— begin Entries —

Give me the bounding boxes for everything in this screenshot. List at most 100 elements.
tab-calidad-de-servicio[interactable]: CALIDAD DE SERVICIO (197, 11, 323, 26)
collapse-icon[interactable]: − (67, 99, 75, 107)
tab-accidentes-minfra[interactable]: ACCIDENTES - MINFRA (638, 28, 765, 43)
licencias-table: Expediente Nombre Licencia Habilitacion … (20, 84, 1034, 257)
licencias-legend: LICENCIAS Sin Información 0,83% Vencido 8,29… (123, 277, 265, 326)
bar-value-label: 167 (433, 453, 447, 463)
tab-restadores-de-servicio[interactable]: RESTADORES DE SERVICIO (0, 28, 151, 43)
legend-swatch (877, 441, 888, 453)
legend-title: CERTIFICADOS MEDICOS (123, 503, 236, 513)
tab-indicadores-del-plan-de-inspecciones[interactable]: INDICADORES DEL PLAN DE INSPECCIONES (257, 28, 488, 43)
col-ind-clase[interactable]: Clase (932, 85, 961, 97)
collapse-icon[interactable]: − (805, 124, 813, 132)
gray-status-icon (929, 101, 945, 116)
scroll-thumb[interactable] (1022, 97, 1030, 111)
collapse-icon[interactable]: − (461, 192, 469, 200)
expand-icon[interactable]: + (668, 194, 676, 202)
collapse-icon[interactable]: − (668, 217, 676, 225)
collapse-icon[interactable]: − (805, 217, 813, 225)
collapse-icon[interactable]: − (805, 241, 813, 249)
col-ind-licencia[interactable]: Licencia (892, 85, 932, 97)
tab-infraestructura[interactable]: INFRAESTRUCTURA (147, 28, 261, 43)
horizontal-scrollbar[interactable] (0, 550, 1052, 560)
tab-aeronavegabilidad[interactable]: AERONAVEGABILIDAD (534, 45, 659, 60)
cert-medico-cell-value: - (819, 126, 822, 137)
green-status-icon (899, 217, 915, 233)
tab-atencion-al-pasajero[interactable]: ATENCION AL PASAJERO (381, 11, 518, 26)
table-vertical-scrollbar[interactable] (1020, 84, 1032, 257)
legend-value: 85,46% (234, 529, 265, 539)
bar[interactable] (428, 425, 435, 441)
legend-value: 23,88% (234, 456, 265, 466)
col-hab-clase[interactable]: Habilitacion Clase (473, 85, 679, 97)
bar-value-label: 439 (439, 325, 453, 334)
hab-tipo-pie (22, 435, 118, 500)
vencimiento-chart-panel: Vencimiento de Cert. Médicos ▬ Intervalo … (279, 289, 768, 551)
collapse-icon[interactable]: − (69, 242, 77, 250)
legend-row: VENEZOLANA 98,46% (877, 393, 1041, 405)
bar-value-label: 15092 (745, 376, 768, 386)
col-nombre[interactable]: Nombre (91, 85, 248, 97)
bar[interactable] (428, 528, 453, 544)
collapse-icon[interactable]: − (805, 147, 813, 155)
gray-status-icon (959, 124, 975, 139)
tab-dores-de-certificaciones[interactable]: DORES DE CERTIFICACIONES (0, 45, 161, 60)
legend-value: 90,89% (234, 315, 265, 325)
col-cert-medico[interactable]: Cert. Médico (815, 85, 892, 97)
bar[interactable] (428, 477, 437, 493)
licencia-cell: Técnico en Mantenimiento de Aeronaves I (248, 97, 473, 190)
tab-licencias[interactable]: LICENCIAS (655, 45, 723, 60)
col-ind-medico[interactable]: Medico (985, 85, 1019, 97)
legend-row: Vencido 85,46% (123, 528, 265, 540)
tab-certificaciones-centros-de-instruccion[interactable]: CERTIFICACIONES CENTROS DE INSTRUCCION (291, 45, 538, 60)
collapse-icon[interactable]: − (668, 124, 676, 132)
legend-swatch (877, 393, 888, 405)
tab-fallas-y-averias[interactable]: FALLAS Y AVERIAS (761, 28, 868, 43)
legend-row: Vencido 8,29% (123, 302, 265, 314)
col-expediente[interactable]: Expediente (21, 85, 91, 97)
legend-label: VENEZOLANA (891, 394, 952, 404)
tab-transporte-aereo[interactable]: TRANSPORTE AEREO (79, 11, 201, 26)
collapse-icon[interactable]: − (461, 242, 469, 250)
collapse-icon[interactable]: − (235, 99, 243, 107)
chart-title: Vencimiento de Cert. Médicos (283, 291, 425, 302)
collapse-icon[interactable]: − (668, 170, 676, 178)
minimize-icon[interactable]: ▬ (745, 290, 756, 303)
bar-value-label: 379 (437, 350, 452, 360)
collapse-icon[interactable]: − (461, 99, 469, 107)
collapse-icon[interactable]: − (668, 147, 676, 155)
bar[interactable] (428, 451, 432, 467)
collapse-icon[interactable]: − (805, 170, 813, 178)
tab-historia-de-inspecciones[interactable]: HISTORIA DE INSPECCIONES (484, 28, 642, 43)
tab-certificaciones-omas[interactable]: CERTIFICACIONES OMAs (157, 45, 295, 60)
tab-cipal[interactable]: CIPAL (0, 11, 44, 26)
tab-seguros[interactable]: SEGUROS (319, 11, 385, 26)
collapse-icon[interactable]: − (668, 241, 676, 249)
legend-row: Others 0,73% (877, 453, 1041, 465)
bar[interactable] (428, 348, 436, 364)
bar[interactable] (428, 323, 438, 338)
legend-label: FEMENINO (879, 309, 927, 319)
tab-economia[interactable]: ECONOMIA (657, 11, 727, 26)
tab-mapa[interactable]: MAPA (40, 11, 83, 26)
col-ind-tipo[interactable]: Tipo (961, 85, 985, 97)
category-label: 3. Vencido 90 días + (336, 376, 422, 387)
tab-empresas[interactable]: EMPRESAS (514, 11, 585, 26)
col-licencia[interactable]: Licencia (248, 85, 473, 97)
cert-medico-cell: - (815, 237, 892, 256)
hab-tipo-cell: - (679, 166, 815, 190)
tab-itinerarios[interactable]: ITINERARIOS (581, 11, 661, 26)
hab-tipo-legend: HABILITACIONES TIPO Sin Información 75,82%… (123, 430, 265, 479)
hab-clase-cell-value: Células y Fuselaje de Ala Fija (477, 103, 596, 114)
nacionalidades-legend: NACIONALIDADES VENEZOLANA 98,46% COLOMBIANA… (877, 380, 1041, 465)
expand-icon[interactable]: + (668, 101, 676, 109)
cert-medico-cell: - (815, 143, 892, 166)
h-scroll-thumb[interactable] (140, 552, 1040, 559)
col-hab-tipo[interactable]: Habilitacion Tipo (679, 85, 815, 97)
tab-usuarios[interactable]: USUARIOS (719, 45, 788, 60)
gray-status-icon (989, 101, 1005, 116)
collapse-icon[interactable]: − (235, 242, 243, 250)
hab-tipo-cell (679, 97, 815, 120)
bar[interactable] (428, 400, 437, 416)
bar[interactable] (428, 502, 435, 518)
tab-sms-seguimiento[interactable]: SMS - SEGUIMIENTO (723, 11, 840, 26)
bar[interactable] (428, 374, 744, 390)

— end Entries —

Exercise task - Format every line of the listing above as a JSON array of strings, with one string per line and no blank lines.

Written solution -
[
  "Give me the bounding boxes for everything in this screenshot. List at most 100 elements.",
  "tab-calidad-de-servicio[interactable]: CALIDAD DE SERVICIO (197, 11, 323, 26)",
  "collapse-icon[interactable]: − (67, 99, 75, 107)",
  "tab-accidentes-minfra[interactable]: ACCIDENTES - MINFRA (638, 28, 765, 43)",
  "licencias-table: Expediente Nombre Licencia Habilitacion … (20, 84, 1034, 257)",
  "licencias-legend: LICENCIAS Sin Información 0,83% Vencido 8,29… (123, 277, 265, 326)",
  "bar-value-label: 167 (433, 453, 447, 463)",
  "tab-restadores-de-servicio[interactable]: RESTADORES DE SERVICIO (0, 28, 151, 43)",
  "legend-swatch (877, 441, 888, 453)",
  "legend-title: CERTIFICADOS MEDICOS (123, 503, 236, 513)",
  "tab-indicadores-del-plan-de-inspecciones[interactable]: INDICADORES DEL PLAN DE INSPECCIONES (257, 28, 488, 43)",
  "col-ind-clase[interactable]: Clase (932, 85, 961, 97)",
  "collapse-icon[interactable]: − (805, 124, 813, 132)",
  "gray-status-icon (929, 101, 945, 116)",
  "scroll-thumb[interactable] (1022, 97, 1030, 111)",
  "collapse-icon[interactable]: − (461, 192, 469, 200)",
  "expand-icon[interactable]: + (668, 194, 676, 202)",
  "collapse-icon[interactable]: − (668, 217, 676, 225)",
  "collapse-icon[interactable]: − (805, 217, 813, 225)",
  "collapse-icon[interactable]: − (805, 241, 813, 249)",
  "col-ind-licencia[interactable]: Licencia (892, 85, 932, 97)",
  "tab-infraestructura[interactable]: INFRAESTRUCTURA (147, 28, 261, 43)",
  "horizontal-scrollbar[interactable] (0, 550, 1052, 560)",
  "tab-aeronavegabilidad[interactable]: AERONAVEGABILIDAD (534, 45, 659, 60)",
  "cert-medico-cell-value: - (819, 126, 822, 137)",
  "green-status-icon (899, 217, 915, 233)",
  "tab-atencion-al-pasajero[interactable]: ATENCION AL PASAJERO (381, 11, 518, 26)",
  "table-vertical-scrollbar[interactable] (1020, 84, 1032, 257)",
  "legend-value: 85,46% (234, 529, 265, 539)",
  "bar[interactable] (428, 425, 435, 441)",
  "legend-value: 23,88% (234, 456, 265, 466)",
  "col-hab-clase[interactable]: Habilitacion Clase (473, 85, 679, 97)",
  "bar-value-label: 439 (439, 325, 453, 334)",
  "hab-tipo-pie (22, 435, 118, 500)",
  "vencimiento-chart-panel: Vencimiento de Cert. Médicos ▬ Intervalo … (279, 289, 768, 551)",
  "collapse-icon[interactable]: − (69, 242, 77, 250)",
  "legend-row: VENEZOLANA 98,46% (877, 393, 1041, 405)",
  "bar-value-label: 15092 (745, 376, 768, 386)",
  "col-nombre[interactable]: Nombre (91, 85, 248, 97)",
  "bar[interactable] (428, 528, 453, 544)",
  "collapse-icon[interactable]: − (805, 147, 813, 155)",
  "gray-status-icon (959, 124, 975, 139)",
  "tab-dores-de-certificaciones[interactable]: DORES DE CERTIFICACIONES (0, 45, 161, 60)",
  "legend-value: 90,89% (234, 315, 265, 325)",
  "col-cert-medico[interactable]: Cert. Médico (815, 85, 892, 97)",
  "bar[interactable] (428, 477, 437, 493)",
  "licencia-cell: Técnico en Mantenimiento de Aeronaves I (248, 97, 473, 190)",
  "tab-licencias[interactable]: LICENCIAS (655, 45, 723, 60)",
  "col-ind-medico[interactable]: Medico (985, 85, 1019, 97)",
  "legend-row: Vencido 85,46% (123, 528, 265, 540)",
  "tab-certificaciones-centros-de-instruccion[interactable]: CERTIFICACIONES CENTROS DE INSTRUCCION (291, 45, 538, 60)",
  "collapse-icon[interactable]: − (668, 124, 676, 132)",
  "legend-swatch (877, 393, 888, 405)",
  "tab-fallas-y-averias[interactable]: FALLAS Y AVERIAS (761, 28, 868, 43)",
  "legend-row: Vencido 8,29% (123, 302, 265, 314)",
  "col-expediente[interactable]: Expediente (21, 85, 91, 97)",
  "legend-label: VENEZOLANA (891, 394, 952, 404)",
  "tab-transporte-aereo[interactable]: TRANSPORTE AEREO (79, 11, 201, 26)",
  "collapse-icon[interactable]: − (461, 242, 469, 250)",
  "collapse-icon[interactable]: − (235, 99, 243, 107)",
  "chart-title: Vencimiento de Cert. Médicos (283, 291, 425, 302)",
  "collapse-icon[interactable]: − (668, 170, 676, 178)",
  "minimize-icon[interactable]: ▬ (745, 290, 756, 303)",
  "bar-value-label: 379 (437, 350, 452, 360)",
  "collapse-icon[interactable]: − (461, 99, 469, 107)",
  "collapse-icon[interactable]: − (668, 147, 676, 155)",
  "bar[interactable] (428, 451, 432, 467)",
  "collapse-icon[interactable]: − (805, 170, 813, 178)",
  "tab-historia-de-inspecciones[interactable]: HISTORIA DE INSPECCIONES (484, 28, 642, 43)",
  "tab-certificaciones-omas[interactable]: CERTIFICACIONES OMAs (157, 45, 295, 60)",
  "tab-cipal[interactable]: CIPAL (0, 11, 44, 26)",
  "tab-seguros[interactable]: SEGUROS (319, 11, 385, 26)",
  "collapse-icon[interactable]: − (668, 241, 676, 249)",
  "legend-row: Others 0,73% (877, 453, 1041, 465)",
  "bar[interactable] (428, 348, 436, 364)",
  "bar[interactable] (428, 323, 438, 338)",
  "legend-label: FEMENINO (879, 309, 927, 319)",
  "tab-economia[interactable]: ECONOMIA (657, 11, 727, 26)",
  "tab-mapa[interactable]: MAPA (40, 11, 83, 26)",
  "col-ind-tipo[interactable]: Tipo (961, 85, 985, 97)",
  "category-label: 3. Vencido 90 días + (336, 376, 422, 387)",
  "tab-empresas[interactable]: EMPRESAS (514, 11, 585, 26)",
  "col-licencia[interactable]: Licencia (248, 85, 473, 97)",
  "cert-medico-cell: - (815, 237, 892, 256)",
  "hab-tipo-cell: - (679, 166, 815, 190)",
  "tab-itinerarios[interactable]: ITINERARIOS (581, 11, 661, 26)",
  "hab-tipo-legend: HABILITACIONES TIPO Sin Información 75,82%… (123, 430, 265, 479)",
  "hab-clase-cell-value: Células y Fuselaje de Ala Fija (477, 103, 596, 114)",
  "nacionalidades-legend: NACIONALIDADES VENEZOLANA 98,46% COLOMBIANA… (877, 380, 1041, 465)",
  "expand-icon[interactable]: + (668, 101, 676, 109)",
  "cert-medico-cell: - (815, 143, 892, 166)",
  "h-scroll-thumb[interactable] (140, 552, 1040, 559)",
  "col-hab-tipo[interactable]: Habilitacion Tipo (679, 85, 815, 97)",
  "tab-usuarios[interactable]: USUARIOS (719, 45, 788, 60)",
  "gray-status-icon (989, 101, 1005, 116)",
  "collapse-icon[interactable]: − (235, 242, 243, 250)",
  "hab-tipo-cell (679, 97, 815, 120)",
  "bar[interactable] (428, 400, 437, 416)",
  "bar[interactable] (428, 502, 435, 518)",
  "tab-sms-seguimiento[interactable]: SMS - SEGUIMIENTO (723, 11, 840, 26)",
  "bar[interactable] (428, 374, 744, 390)"
]